--- Material shown ---

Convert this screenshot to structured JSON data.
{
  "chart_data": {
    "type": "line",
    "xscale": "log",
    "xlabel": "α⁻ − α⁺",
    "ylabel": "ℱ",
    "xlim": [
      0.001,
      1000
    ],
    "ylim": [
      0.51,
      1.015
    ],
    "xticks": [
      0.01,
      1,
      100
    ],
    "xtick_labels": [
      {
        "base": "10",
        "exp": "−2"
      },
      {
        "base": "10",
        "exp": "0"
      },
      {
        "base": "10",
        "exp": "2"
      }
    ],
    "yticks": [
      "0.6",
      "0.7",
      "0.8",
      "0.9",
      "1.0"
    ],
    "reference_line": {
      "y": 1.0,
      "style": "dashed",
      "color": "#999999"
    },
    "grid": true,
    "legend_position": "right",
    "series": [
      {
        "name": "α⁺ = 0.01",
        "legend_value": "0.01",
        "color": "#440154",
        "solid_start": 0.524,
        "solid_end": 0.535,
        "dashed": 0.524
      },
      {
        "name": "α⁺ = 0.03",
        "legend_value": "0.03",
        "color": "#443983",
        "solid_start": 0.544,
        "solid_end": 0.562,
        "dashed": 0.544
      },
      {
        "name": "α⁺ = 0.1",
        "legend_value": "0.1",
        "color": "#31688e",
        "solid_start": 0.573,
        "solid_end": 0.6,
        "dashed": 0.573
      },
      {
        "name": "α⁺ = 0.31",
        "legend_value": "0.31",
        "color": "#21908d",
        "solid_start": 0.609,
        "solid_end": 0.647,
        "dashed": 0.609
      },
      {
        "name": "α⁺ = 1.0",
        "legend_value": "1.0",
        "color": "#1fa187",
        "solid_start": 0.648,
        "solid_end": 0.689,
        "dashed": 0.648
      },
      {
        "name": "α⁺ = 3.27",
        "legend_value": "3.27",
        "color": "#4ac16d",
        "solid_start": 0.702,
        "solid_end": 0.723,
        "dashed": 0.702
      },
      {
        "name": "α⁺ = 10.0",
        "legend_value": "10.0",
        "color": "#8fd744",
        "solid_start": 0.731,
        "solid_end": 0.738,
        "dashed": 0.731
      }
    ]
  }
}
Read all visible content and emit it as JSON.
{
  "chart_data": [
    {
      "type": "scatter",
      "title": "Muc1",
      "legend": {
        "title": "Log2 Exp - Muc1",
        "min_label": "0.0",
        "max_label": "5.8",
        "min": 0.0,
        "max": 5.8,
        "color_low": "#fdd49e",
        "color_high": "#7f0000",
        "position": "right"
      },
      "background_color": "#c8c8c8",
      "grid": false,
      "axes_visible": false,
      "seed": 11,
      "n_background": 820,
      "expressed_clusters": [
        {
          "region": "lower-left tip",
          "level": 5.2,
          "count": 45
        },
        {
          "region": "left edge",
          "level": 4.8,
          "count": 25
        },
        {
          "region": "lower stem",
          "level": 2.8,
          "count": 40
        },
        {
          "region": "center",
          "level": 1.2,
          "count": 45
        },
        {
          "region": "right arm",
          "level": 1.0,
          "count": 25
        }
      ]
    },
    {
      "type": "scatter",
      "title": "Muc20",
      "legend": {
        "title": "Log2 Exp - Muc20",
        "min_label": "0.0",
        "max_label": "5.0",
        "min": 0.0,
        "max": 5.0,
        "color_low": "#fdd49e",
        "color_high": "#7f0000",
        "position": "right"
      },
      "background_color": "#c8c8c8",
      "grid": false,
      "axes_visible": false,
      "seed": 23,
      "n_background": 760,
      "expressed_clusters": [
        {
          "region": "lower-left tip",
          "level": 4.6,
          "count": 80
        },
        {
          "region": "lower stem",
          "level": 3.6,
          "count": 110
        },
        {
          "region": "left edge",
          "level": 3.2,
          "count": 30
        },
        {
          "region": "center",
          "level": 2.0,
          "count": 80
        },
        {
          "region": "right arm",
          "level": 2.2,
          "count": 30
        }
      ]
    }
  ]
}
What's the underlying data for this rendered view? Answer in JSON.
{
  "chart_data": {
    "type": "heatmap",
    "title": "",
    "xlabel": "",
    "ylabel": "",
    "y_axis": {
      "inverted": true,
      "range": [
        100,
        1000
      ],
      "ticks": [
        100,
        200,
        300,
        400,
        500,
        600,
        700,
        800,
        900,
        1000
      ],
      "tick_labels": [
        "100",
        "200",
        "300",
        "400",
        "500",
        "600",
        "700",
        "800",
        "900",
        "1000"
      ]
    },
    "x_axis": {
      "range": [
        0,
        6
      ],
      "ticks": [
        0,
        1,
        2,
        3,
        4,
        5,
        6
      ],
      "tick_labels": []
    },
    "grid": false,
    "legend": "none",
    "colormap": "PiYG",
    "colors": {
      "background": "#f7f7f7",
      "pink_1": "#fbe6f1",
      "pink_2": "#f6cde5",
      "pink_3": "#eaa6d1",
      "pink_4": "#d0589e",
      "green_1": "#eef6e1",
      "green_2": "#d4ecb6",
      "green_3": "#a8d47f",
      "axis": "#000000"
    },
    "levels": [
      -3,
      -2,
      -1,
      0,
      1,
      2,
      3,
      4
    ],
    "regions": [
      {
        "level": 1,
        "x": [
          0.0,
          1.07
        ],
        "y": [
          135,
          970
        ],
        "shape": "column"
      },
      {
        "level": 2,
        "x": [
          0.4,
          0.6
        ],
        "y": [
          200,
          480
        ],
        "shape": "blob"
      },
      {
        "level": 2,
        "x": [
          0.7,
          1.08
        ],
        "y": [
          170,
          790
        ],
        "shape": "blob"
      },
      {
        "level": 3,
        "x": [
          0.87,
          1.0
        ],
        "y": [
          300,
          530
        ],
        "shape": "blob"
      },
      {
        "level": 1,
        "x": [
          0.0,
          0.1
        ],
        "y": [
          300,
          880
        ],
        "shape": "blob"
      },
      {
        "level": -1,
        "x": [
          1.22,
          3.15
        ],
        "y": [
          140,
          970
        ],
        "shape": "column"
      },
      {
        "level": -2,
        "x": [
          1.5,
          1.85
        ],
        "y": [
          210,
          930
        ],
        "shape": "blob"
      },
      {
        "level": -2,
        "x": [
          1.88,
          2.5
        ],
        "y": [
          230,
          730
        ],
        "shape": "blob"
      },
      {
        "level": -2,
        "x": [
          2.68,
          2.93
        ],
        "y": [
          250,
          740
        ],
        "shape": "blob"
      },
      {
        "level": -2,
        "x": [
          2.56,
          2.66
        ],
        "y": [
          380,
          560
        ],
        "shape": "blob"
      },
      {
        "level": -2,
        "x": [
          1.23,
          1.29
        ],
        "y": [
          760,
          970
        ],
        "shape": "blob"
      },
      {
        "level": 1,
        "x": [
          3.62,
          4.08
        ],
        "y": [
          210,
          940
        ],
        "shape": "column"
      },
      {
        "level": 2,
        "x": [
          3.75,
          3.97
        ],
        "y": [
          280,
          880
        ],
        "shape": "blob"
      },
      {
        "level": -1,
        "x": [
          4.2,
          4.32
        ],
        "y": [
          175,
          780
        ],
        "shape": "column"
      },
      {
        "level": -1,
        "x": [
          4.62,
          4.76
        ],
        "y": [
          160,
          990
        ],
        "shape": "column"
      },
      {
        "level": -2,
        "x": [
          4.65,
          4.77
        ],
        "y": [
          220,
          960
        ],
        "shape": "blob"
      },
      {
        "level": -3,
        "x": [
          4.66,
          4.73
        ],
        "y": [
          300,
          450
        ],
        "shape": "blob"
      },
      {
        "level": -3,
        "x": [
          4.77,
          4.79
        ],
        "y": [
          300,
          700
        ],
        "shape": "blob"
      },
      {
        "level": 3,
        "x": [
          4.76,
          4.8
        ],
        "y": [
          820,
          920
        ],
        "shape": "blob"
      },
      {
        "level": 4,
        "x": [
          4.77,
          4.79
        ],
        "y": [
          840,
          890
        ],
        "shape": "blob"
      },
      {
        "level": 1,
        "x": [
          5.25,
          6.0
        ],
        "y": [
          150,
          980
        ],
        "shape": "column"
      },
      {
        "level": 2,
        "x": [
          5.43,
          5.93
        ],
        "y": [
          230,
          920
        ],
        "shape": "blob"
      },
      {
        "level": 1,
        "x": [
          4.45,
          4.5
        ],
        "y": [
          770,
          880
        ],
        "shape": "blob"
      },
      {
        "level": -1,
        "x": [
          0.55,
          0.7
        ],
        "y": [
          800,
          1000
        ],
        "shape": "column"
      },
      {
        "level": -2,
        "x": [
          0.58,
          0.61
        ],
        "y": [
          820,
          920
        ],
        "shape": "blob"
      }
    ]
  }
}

---

▶ Requirement
Go through the material and copy out every line with "JSON" in it.

▶ Result for this task
Convert this screenshot to structured JSON data.
Read all visible content and emit it as JSON.
What's the underlying data for this rendered view? Answer in JSON.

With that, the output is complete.